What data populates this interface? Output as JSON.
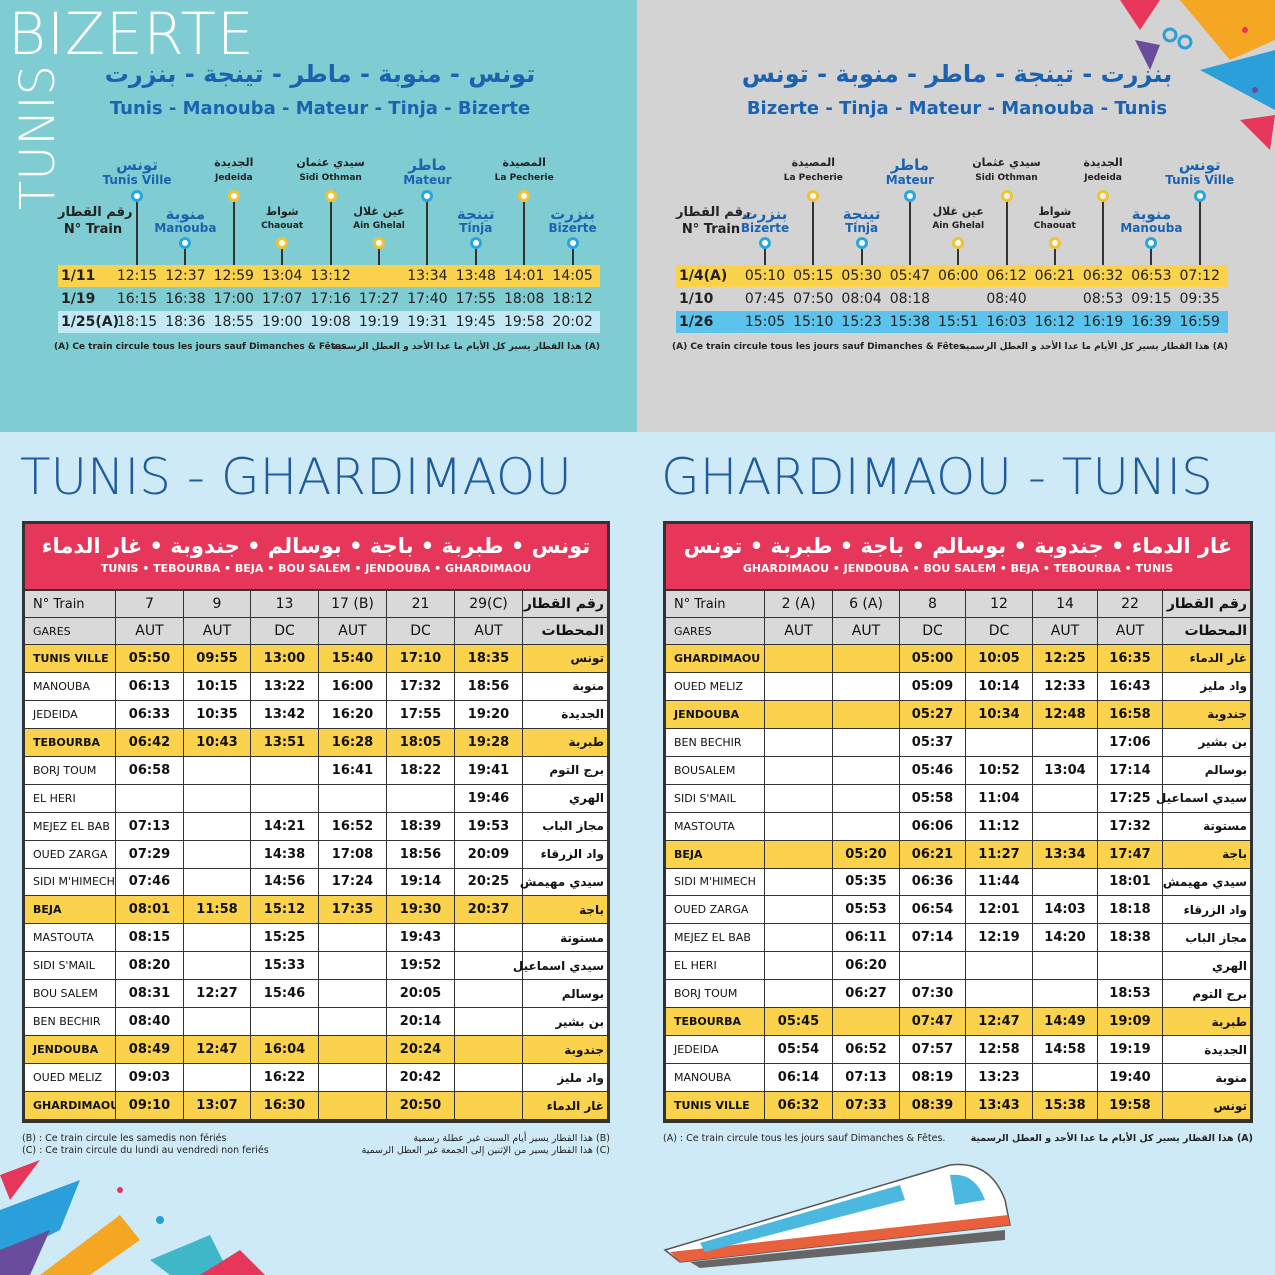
{
  "tunis_bizerte": {
    "title": "BIZERTE",
    "title_vertical": "TUNIS",
    "title_ar": "تونس - منوبة - ماطر - تينجة - بنزرت",
    "title_latin": "Tunis - Manouba - Mateur - Tinja - Bizerte",
    "train_label_ar": "رقم القطار",
    "train_label": "N° Train",
    "stations": [
      {
        "ar": "تونس",
        "name": "Tunis Ville"
      },
      {
        "ar": "منوبة",
        "name": "Manouba"
      },
      {
        "ar": "الجديدة",
        "name": "Jedeida"
      },
      {
        "ar": "شواط",
        "name": "Chaouat"
      },
      {
        "ar": "سيدي عثمان",
        "name": "Sidi Othman"
      },
      {
        "ar": "عين غلال",
        "name": "Ain Ghelal"
      },
      {
        "ar": "ماطر",
        "name": "Mateur"
      },
      {
        "ar": "تينجة",
        "name": "Tinja"
      },
      {
        "ar": "المصيدة",
        "name": "La Pecherie"
      },
      {
        "ar": "بنزرت",
        "name": "Bizerte"
      }
    ],
    "trains": [
      {
        "id": "1/11",
        "times": [
          "12:15",
          "12:37",
          "12:59",
          "13:04",
          "13:12",
          null,
          "13:34",
          "13:48",
          "14:01",
          "14:05"
        ]
      },
      {
        "id": "1/19",
        "times": [
          "16:15",
          "16:38",
          "17:00",
          "17:07",
          "17:16",
          "17:27",
          "17:40",
          "17:55",
          "18:08",
          "18:12"
        ]
      },
      {
        "id": "1/25(A)",
        "times": [
          "18:15",
          "18:36",
          "18:55",
          "19:00",
          "19:08",
          "19:19",
          "19:31",
          "19:45",
          "19:58",
          "20:02"
        ]
      }
    ],
    "note": "(A) Ce train circule tous les jours sauf Dimanches & Fêtes.",
    "note_ar": "(A) هذا القطار يسير كل الأيام ما عدا الأحد و العطل الرسمية"
  },
  "bizerte_tunis": {
    "title_ar": "بنزرت - تينجة - ماطر - منوبة - تونس",
    "title_latin": "Bizerte - Tinja - Mateur - Manouba - Tunis",
    "train_label_ar": "رقم القطار",
    "train_label": "N° Train",
    "stations": [
      {
        "ar": "بنزرت",
        "name": "Bizerte"
      },
      {
        "ar": "المصيدة",
        "name": "La Pecherie"
      },
      {
        "ar": "تينجة",
        "name": "Tinja"
      },
      {
        "ar": "ماطر",
        "name": "Mateur"
      },
      {
        "ar": "عين غلال",
        "name": "Ain Ghelal"
      },
      {
        "ar": "سيدي عثمان",
        "name": "Sidi Othman"
      },
      {
        "ar": "شواط",
        "name": "Chaouat"
      },
      {
        "ar": "الجديدة",
        "name": "Jedeida"
      },
      {
        "ar": "منوبة",
        "name": "Manouba"
      },
      {
        "ar": "تونس",
        "name": "Tunis Ville"
      }
    ],
    "trains": [
      {
        "id": "1/4(A)",
        "times": [
          "05:10",
          "05:15",
          "05:30",
          "05:47",
          "06:00",
          "06:12",
          "06:21",
          "06:32",
          "06:53",
          "07:12"
        ]
      },
      {
        "id": "1/10",
        "times": [
          "07:45",
          "07:50",
          "08:04",
          "08:18",
          null,
          "08:40",
          null,
          "08:53",
          "09:15",
          "09:35"
        ]
      },
      {
        "id": "1/26",
        "times": [
          "15:05",
          "15:10",
          "15:23",
          "15:38",
          "15:51",
          "16:03",
          "16:12",
          "16:19",
          "16:39",
          "16:59"
        ]
      }
    ],
    "note": "(A) Ce train circule tous les jours sauf Dimanches & Fêtes.",
    "note_ar": "(A) هذا القطار يسير كل الأيام ما عدا الأحد و العطل الرسمية"
  },
  "tunis_ghardimaou": {
    "title": "TUNIS - GHARDIMAOU",
    "header_ar": "تونس • طبربة • باجة • بوسالم • جندوبة • غار الدماء",
    "header_latin": "TUNIS • TEBOURBA • BEJA • BOU SALEM • JENDOUBA • GHARDIMAOU",
    "train_label": "N° Train",
    "train_label_ar": "رقم القطار",
    "gares_label": "GARES",
    "gares_label_ar": "المحطات",
    "trains": [
      "7",
      "9",
      "13",
      "17 (B)",
      "21",
      "29(C)"
    ],
    "types": [
      "AUT",
      "AUT",
      "DC",
      "AUT",
      "DC",
      "AUT"
    ],
    "rows": [
      {
        "name": "TUNIS VILLE",
        "times": [
          "05:50",
          "09:55",
          "13:00",
          "15:40",
          "17:10",
          "18:35"
        ],
        "name_ar": "تونس"
      },
      {
        "name": "MANOUBA",
        "times": [
          "06:13",
          "10:15",
          "13:22",
          "16:00",
          "17:32",
          "18:56"
        ],
        "name_ar": "منوبة"
      },
      {
        "name": "JEDEIDA",
        "times": [
          "06:33",
          "10:35",
          "13:42",
          "16:20",
          "17:55",
          "19:20"
        ],
        "name_ar": "الجديدة"
      },
      {
        "name": "TEBOURBA",
        "times": [
          "06:42",
          "10:43",
          "13:51",
          "16:28",
          "18:05",
          "19:28"
        ],
        "name_ar": "طبربة"
      },
      {
        "name": "BORJ TOUM",
        "times": [
          "06:58",
          null,
          null,
          "16:41",
          "18:22",
          "19:41"
        ],
        "name_ar": "برج التوم"
      },
      {
        "name": "EL HERI",
        "times": [
          null,
          null,
          null,
          null,
          null,
          "19:46"
        ],
        "name_ar": "الهري"
      },
      {
        "name": "MEJEZ EL BAB",
        "times": [
          "07:13",
          null,
          "14:21",
          "16:52",
          "18:39",
          "19:53"
        ],
        "name_ar": "مجاز الباب"
      },
      {
        "name": "OUED ZARGA",
        "times": [
          "07:29",
          null,
          "14:38",
          "17:08",
          "18:56",
          "20:09"
        ],
        "name_ar": "واد الزرقاء"
      },
      {
        "name": "SIDI M'HIMECH",
        "times": [
          "07:46",
          null,
          "14:56",
          "17:24",
          "19:14",
          "20:25"
        ],
        "name_ar": "سيدي مهيمش"
      },
      {
        "name": "BEJA",
        "times": [
          "08:01",
          "11:58",
          "15:12",
          "17:35",
          "19:30",
          "20:37"
        ],
        "name_ar": "باجة"
      },
      {
        "name": "MASTOUTA",
        "times": [
          "08:15",
          null,
          "15:25",
          null,
          "19:43",
          null
        ],
        "name_ar": "مستوتة"
      },
      {
        "name": "SIDI S'MAIL",
        "times": [
          "08:20",
          null,
          "15:33",
          null,
          "19:52",
          null
        ],
        "name_ar": "سيدي اسماعيل"
      },
      {
        "name": "BOU SALEM",
        "times": [
          "08:31",
          "12:27",
          "15:46",
          null,
          "20:05",
          null
        ],
        "name_ar": "بوسالم"
      },
      {
        "name": "BEN BECHIR",
        "times": [
          "08:40",
          null,
          null,
          null,
          "20:14",
          null
        ],
        "name_ar": "بن بشير"
      },
      {
        "name": "JENDOUBA",
        "times": [
          "08:49",
          "12:47",
          "16:04",
          null,
          "20:24",
          null
        ],
        "name_ar": "جندوبة"
      },
      {
        "name": "OUED MELIZ",
        "times": [
          "09:03",
          null,
          "16:22",
          null,
          "20:42",
          null
        ],
        "name_ar": "واد مليز"
      },
      {
        "name": "GHARDIMAOU",
        "times": [
          "09:10",
          "13:07",
          "16:30",
          null,
          "20:50",
          null
        ],
        "name_ar": "غار الدماء"
      }
    ],
    "notes": [
      "(B) : Ce train circule les samedis non fériés",
      "(C) : Ce train circule du lundi au vendredi non feriés"
    ],
    "notes_ar": [
      "(B) هذا القطار يسير أيام السبت غير عطلة رسمية",
      "(C) هذا القطار يسير من الإثنين إلى الجمعة غير العطل الرسمية"
    ]
  },
  "ghardimaou_tunis": {
    "title": "GHARDIMAOU - TUNIS",
    "header_ar": "غار الدماء • جندوبة • بوسالم • باجة • طبربة • تونس",
    "header_latin": "GHARDIMAOU • JENDOUBA • BOU SALEM • BEJA • TEBOURBA • TUNIS",
    "train_label": "N° Train",
    "train_label_ar": "رقم القطار",
    "gares_label": "GARES",
    "gares_label_ar": "المحطات",
    "trains": [
      "2 (A)",
      "6 (A)",
      "8",
      "12",
      "14",
      "22"
    ],
    "types": [
      "AUT",
      "AUT",
      "DC",
      "DC",
      "AUT",
      "AUT"
    ],
    "rows": [
      {
        "name": "GHARDIMAOU",
        "times": [
          null,
          null,
          "05:00",
          "10:05",
          "12:25",
          "16:35"
        ],
        "name_ar": "غار الدماء"
      },
      {
        "name": "OUED MELIZ",
        "times": [
          null,
          null,
          "05:09",
          "10:14",
          "12:33",
          "16:43"
        ],
        "name_ar": "واد مليز"
      },
      {
        "name": "JENDOUBA",
        "times": [
          null,
          null,
          "05:27",
          "10:34",
          "12:48",
          "16:58"
        ],
        "name_ar": "جندوبة"
      },
      {
        "name": "BEN BECHIR",
        "times": [
          null,
          null,
          "05:37",
          null,
          null,
          "17:06"
        ],
        "name_ar": "بن بشير"
      },
      {
        "name": "BOUSALEM",
        "times": [
          null,
          null,
          "05:46",
          "10:52",
          "13:04",
          "17:14"
        ],
        "name_ar": "بوسالم"
      },
      {
        "name": "SIDI S'MAIL",
        "times": [
          null,
          null,
          "05:58",
          "11:04",
          null,
          "17:25"
        ],
        "name_ar": "سيدي اسماعيل"
      },
      {
        "name": "MASTOUTA",
        "times": [
          null,
          null,
          "06:06",
          "11:12",
          null,
          "17:32"
        ],
        "name_ar": "مستوتة"
      },
      {
        "name": "BEJA",
        "times": [
          null,
          "05:20",
          "06:21",
          "11:27",
          "13:34",
          "17:47"
        ],
        "name_ar": "باجة"
      },
      {
        "name": "SIDI M'HIMECH",
        "times": [
          null,
          "05:35",
          "06:36",
          "11:44",
          null,
          "18:01"
        ],
        "name_ar": "سيدي مهيمش"
      },
      {
        "name": "OUED ZARGA",
        "times": [
          null,
          "05:53",
          "06:54",
          "12:01",
          "14:03",
          "18:18"
        ],
        "name_ar": "واد الزرقاء"
      },
      {
        "name": "MEJEZ EL BAB",
        "times": [
          null,
          "06:11",
          "07:14",
          "12:19",
          "14:20",
          "18:38"
        ],
        "name_ar": "مجاز الباب"
      },
      {
        "name": "EL HERI",
        "times": [
          null,
          "06:20",
          null,
          null,
          null,
          null
        ],
        "name_ar": "الهري"
      },
      {
        "name": "BORJ TOUM",
        "times": [
          null,
          "06:27",
          "07:30",
          null,
          null,
          "18:53"
        ],
        "name_ar": "برج التوم"
      },
      {
        "name": "TEBOURBA",
        "times": [
          "05:45",
          null,
          "07:47",
          "12:47",
          "14:49",
          "19:09"
        ],
        "name_ar": "طبربة"
      },
      {
        "name": "JEDEIDA",
        "times": [
          "05:54",
          "06:52",
          "07:57",
          "12:58",
          "14:58",
          "19:19"
        ],
        "name_ar": "الجديدة"
      },
      {
        "name": "MANOUBA",
        "times": [
          "06:14",
          "07:13",
          "08:19",
          "13:23",
          null,
          "19:40"
        ],
        "name_ar": "منوبة"
      },
      {
        "name": "TUNIS VILLE",
        "times": [
          "06:32",
          "07:33",
          "08:39",
          "13:43",
          "15:38",
          "19:58"
        ],
        "name_ar": "تونس"
      }
    ],
    "notes": [
      "(A) : Ce train circule tous les jours sauf Dimanches & Fêtes."
    ],
    "notes_ar": [
      "(A) هذا القطار يسير كل الأيام ما عدا الأحد و العطل الرسمية"
    ]
  }
}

=== TASK PROMPT ===
Show every line of the listing in which the string "بوسالم" can be found.

=== CORRECT OUTPUT ===
    "header_ar": "تونس • طبربة • باجة • بوسالم • جندوبة • غار الدماء",
        "name_ar": "بوسالم"
    "header_ar": "غار الدماء • جندوبة • بوسالم • باجة • طبربة • تونس",
        "name_ar": "بوسالم"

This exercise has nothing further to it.